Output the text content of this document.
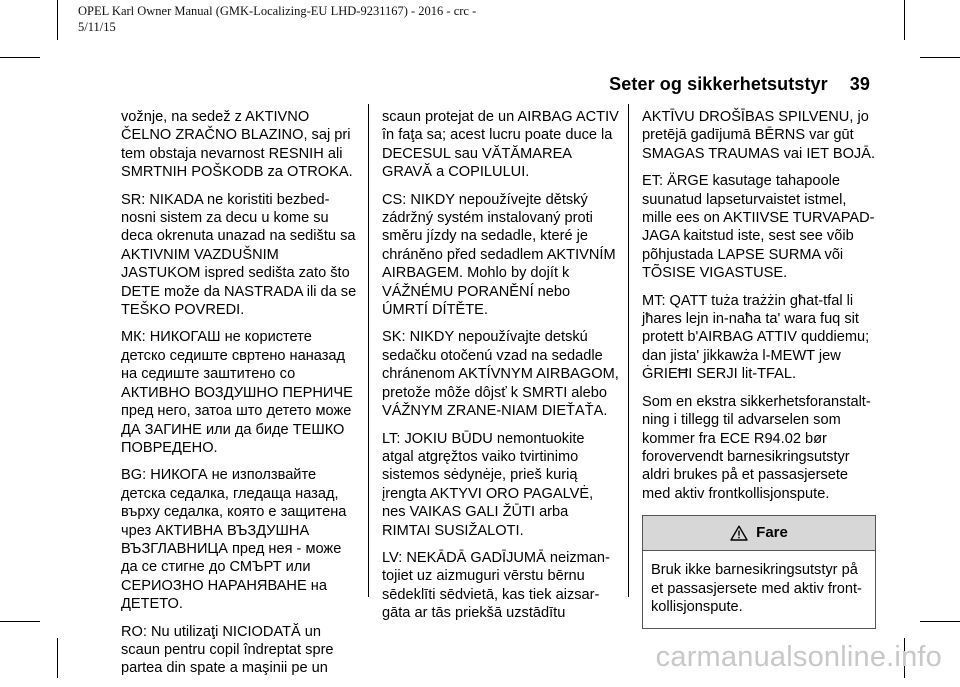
OPEL Karl Owner Manual (GMK-Localizing-EU LHD-9231167) - 2016 - crc -
5/11/15
Seter og sikkerhetsutstyr 39

vožnje, na sedež z AKTIVNO ČELNO ZRAČNO BLAZINO, saj pri tem obstaja nevarnost RESNIH ali SMRTNIH POŠKODB za OTROKA.

SR: NIKADA ne koristiti bezbed-nosni sistem za decu u kome su deca okrenuta unazad na sedištu sa AKTIVNIM VAZDUŠNIM JASTUKOM ispred sedišta zato što DETE može da NASTRADA ili da se TEŠKO POVREDI.

МК: НИКОГАШ не користете детско седиште свртено наназад на седиште заштитено со АКТИВНО ВОЗДУШНО ПЕРНИЧЕ пред него, затоа што детето може ДА ЗАГИНЕ или да биде ТЕШКО ПОВРЕДЕНО.

BG: НИКОГА не използвайте детска седалка, гледаща назад, върху седалка, която е защитена чрез АКТИВНА ВЪЗДУШНА ВЪЗГЛАВНИЦА пред нея - може да се стигне до СМЪРТ или СЕРИОЗНО НАРАНЯВАНЕ на ДЕТЕТО.

RO: Nu utilizaţi NICIODATĂ un scaun pentru copil îndreptat spre partea din spate a maşinii pe un

scaun protejat de un AIRBAG ACTIV în faţa sa; acest lucru poate duce la DECESUL sau VĂTĂMAREA GRAVĂ a COPILULUI.

CS: NIKDY nepoužívejte dětský zádržný systém instalovaný proti směru jízdy na sedadle, které je chráněno před sedadlem AKTIVNÍM AIRBAGEM. Mohlo by dojít k VÁŽNÉMU PORANĚNÍ nebo ÚMRTÍ DÍTĚTE.

SK: NIKDY nepoužívajte detskú sedačku otočenú vzad na sedadle chránenom AKTÍVNYM AIRBAGOM, pretože môže dôjsť k SMRTI alebo VÁŽNYM ZRANE-NIAM DIEŤAŤA.

LT: JOKIU BŪDU nemontuokite atgal atgręžtos vaiko tvirtinimo sistemos sėdynėje, prieš kurią įrengta AKTYVI ORO PAGALVĖ, nes VAIKAS GALI ŽŪTI arba RIMTAI SUSIŽALOTI.

LV: NEKĀDĀ GADĪJUMĀ neizman-tojiet uz aizmuguri vērstu bērnu sēdeklīti sēdvietā, kas tiek aizsar-gāta ar tās priekšā uzstādītu

AKTĪVU DROŠĪBAS SPILVENU, jo pretējā gadījumā BĒRNS var gūt SMAGAS TRAUMAS vai IET BOJĀ.

ET: ÄRGE kasutage tahapoole suunatud lapseturvaistet istmel, mille ees on AKTIIVSE TURVAPAD-JAGA kaitstud iste, sest see võib põhjustada LAPSE SURMA või TÕSISE VIGASTUSE.

MT: QATT tuża trażżin għat-tfal li jħares lejn in-naħa ta' wara fuq sit protett b'AIRBAG ATTIV quddiemu; dan jista' jikkawża l-MEWT jew ĠRIEĦI SERJI lit-TFAL.

Som en ekstra sikkerhetsforanstalt-ning i tillegg til advarselen som kommer fra ECE R94.02 bør forovervendt barnesikringsutstyr aldri brukes på et passasjersete med aktiv frontkollisjonspute.

Fare
Bruk ikke barnesikringsutstyr på et passasjersete med aktiv front-kollisjonspute.
carmanualsonline.info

....

Each record must be quoted in full and exactly. Do not include the pictures.

Output the text content of this document.
OPEL Karl Owner Manual (GMK-Localizing-EU LHD-9231167) - 2016 - crc -
5/11/15
Seter og sikkerhetsutstyr 39

vožnje, na sedež z AKTIVNO ČELNO ZRAČNO BLAZINO, saj pri tem obstaja nevarnost RESNIH ali SMRTNIH POŠKODB za OTROKA.

SR: NIKADA ne koristiti bezbed-nosni sistem za decu u kome su deca okrenuta unazad na sedištu sa AKTIVNIM VAZDUŠNIM JASTUKOM ispred sedišta zato što DETE može da NASTRADA ili da se TEŠKO POVREDI.

МК: НИКОГАШ не користете детско седиште свртено наназад на седиште заштитено со АКТИВНО ВОЗДУШНО ПЕРНИЧЕ пред него, затоа што детето може ДА ЗАГИНЕ или да биде ТЕШКО ПОВРЕДЕНО.

BG: НИКОГА не използвайте детска седалка, гледаща назад, върху седалка, която е защитена чрез АКТИВНА ВЪЗДУШНА ВЪЗГЛАВНИЦА пред нея - може да се стигне до СМЪРТ или СЕРИОЗНО НАРАНЯВАНЕ на ДЕТЕТО.

RO: Nu utilizaţi NICIODATĂ un scaun pentru copil îndreptat spre partea din spate a maşinii pe un

scaun protejat de un AIRBAG ACTIV în faţa sa; acest lucru poate duce la DECESUL sau VĂTĂMAREA GRAVĂ a COPILULUI.

CS: NIKDY nepoužívejte dětský zádržný systém instalovaný proti směru jízdy na sedadle, které je chráněno před sedadlem AKTIVNÍM AIRBAGEM. Mohlo by dojít k VÁŽNÉMU PORANĚNÍ nebo ÚMRTÍ DÍTĚTE.

SK: NIKDY nepoužívajte detskú sedačku otočenú vzad na sedadle chránenom AKTÍVNYM AIRBAGOM, pretože môže dôjsť k SMRTI alebo VÁŽNYM ZRANE-NIAM DIEŤAŤA.

LT: JOKIU BŪDU nemontuokite atgal atgręžtos vaiko tvirtinimo sistemos sėdynėje, prieš kurią įrengta AKTYVI ORO PAGALVĖ, nes VAIKAS GALI ŽŪTI arba RIMTAI SUSIŽALOTI.

LV: NEKĀDĀ GADĪJUMĀ neizman-tojiet uz aizmuguri vērstu bērnu sēdeklīti sēdvietā, kas tiek aizsar-gāta ar tās priekšā uzstādītu

AKTĪVU DROŠĪBAS SPILVENU, jo pretējā gadījumā BĒRNS var gūt SMAGAS TRAUMAS vai IET BOJĀ.

ET: ÄRGE kasutage tahapoole suunatud lapseturvaistet istmel, mille ees on AKTIIVSE TURVAPAD-JAGA kaitstud iste, sest see võib põhjustada LAPSE SURMA või TÕSISE VIGASTUSE.

MT: QATT tuża trażżin għat-tfal li jħares lejn in-naħa ta' wara fuq sit protett b'AIRBAG ATTIV quddiemu; dan jista' jikkawża l-MEWT jew ĠRIEĦI SERJI lit-TFAL.

Som en ekstra sikkerhetsforanstalt-ning i tillegg til advarselen som kommer fra ECE R94.02 bør forovervendt barnesikringsutstyr aldri brukes på et passasjersete med aktiv frontkollisjonspute.

Fare
Bruk ikke barnesikringsutstyr på et passasjersete med aktiv front-kollisjonspute.
carmanualsonline.info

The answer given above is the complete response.